# [MATERIALS PROVIDED]

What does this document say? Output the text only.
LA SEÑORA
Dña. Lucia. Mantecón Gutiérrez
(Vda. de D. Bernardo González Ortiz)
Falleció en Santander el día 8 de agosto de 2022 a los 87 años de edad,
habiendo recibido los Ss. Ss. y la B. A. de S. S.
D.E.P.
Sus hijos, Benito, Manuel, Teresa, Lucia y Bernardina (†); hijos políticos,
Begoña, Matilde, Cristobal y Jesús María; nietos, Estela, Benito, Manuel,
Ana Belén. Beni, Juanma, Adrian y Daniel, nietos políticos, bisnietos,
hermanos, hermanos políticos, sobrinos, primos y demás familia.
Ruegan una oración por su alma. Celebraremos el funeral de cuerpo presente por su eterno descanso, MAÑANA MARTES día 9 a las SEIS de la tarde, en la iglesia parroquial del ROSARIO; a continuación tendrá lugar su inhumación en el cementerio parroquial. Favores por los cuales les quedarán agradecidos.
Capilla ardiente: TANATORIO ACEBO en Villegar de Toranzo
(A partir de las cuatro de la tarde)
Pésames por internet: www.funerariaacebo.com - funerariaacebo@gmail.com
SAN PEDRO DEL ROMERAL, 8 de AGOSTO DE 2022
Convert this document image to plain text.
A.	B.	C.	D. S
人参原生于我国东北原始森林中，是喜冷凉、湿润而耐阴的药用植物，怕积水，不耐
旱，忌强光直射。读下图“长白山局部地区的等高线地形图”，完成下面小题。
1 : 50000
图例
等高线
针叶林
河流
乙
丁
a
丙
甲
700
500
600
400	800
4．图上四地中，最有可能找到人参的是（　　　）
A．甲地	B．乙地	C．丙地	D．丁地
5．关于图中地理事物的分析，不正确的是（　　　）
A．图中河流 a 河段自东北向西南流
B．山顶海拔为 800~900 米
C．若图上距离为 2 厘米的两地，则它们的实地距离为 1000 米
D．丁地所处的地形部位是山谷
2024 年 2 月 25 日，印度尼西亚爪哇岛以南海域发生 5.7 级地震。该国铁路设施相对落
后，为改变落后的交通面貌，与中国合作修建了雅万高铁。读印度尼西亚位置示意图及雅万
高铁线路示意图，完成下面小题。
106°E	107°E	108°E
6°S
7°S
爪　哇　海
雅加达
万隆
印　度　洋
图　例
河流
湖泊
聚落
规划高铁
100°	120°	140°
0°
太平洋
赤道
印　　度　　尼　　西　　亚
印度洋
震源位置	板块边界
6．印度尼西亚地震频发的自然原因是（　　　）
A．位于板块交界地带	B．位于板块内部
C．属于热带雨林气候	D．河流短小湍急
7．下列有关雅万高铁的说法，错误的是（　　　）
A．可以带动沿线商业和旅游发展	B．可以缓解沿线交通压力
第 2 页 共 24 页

# [WORK REQUIRED]
Write out every entry above, word for word.

# [EXERCISE RESPONSE]
What does this document say? Output the text only.
LA SEÑORA
Dña. Lucia. Mantecón Gutiérrez
(Vda. de D. Bernardo González Ortiz)
Falleció en Santander el día 8 de agosto de 2022 a los 87 años de edad,
habiendo recibido los Ss. Ss. y la B. A. de S. S.
D.E.P.
Sus hijos, Benito, Manuel, Teresa, Lucia y Bernardina (†); hijos políticos,
Begoña, Matilde, Cristobal y Jesús María; nietos, Estela, Benito, Manuel,
Ana Belén. Beni, Juanma, Adrian y Daniel, nietos políticos, bisnietos,
hermanos, hermanos políticos, sobrinos, primos y demás familia.
Ruegan una oración por su alma. Celebraremos el funeral de cuerpo presente por su eterno descanso, MAÑANA MARTES día 9 a las SEIS de la tarde, en la iglesia parroquial del ROSARIO; a continuación tendrá lugar su inhumación en el cementerio parroquial. Favores por los cuales les quedarán agradecidos.
Capilla ardiente: TANATORIO ACEBO en Villegar de Toranzo
(A partir de las cuatro de la tarde)
Pésames por internet: www.funerariaacebo.com - funerariaacebo@gmail.com
SAN PEDRO DEL ROMERAL, 8 de AGOSTO DE 2022
Convert this document image to plain text.
A.	B.	C.	D. S
人参原生于我国东北原始森林中，是喜冷凉、湿润而耐阴的药用植物，怕积水，不耐
旱，忌强光直射。读下图“长白山局部地区的等高线地形图”，完成下面小题。
1 : 50000
图例
等高线
针叶林
河流
乙
丁
a
丙
甲
700
500
600
400	800
4．图上四地中，最有可能找到人参的是（　　　）
A．甲地	B．乙地	C．丙地	D．丁地
5．关于图中地理事物的分析，不正确的是（　　　）
A．图中河流 a 河段自东北向西南流
B．山顶海拔为 800~900 米
C．若图上距离为 2 厘米的两地，则它们的实地距离为 1000 米
D．丁地所处的地形部位是山谷
2024 年 2 月 25 日，印度尼西亚爪哇岛以南海域发生 5.7 级地震。该国铁路设施相对落
后，为改变落后的交通面貌，与中国合作修建了雅万高铁。读印度尼西亚位置示意图及雅万
高铁线路示意图，完成下面小题。
106°E	107°E	108°E
6°S
7°S
爪　哇　海
雅加达
万隆
印　度　洋
图　例
河流
湖泊
聚落
规划高铁
100°	120°	140°
0°
太平洋
赤道
印　　度　　尼　　西　　亚
印度洋
震源位置	板块边界
6．印度尼西亚地震频发的自然原因是（　　　）
A．位于板块交界地带	B．位于板块内部
C．属于热带雨林气候	D．河流短小湍急
7．下列有关雅万高铁的说法，错误的是（　　　）
A．可以带动沿线商业和旅游发展	B．可以缓解沿线交通压力
第 2 页 共 24 页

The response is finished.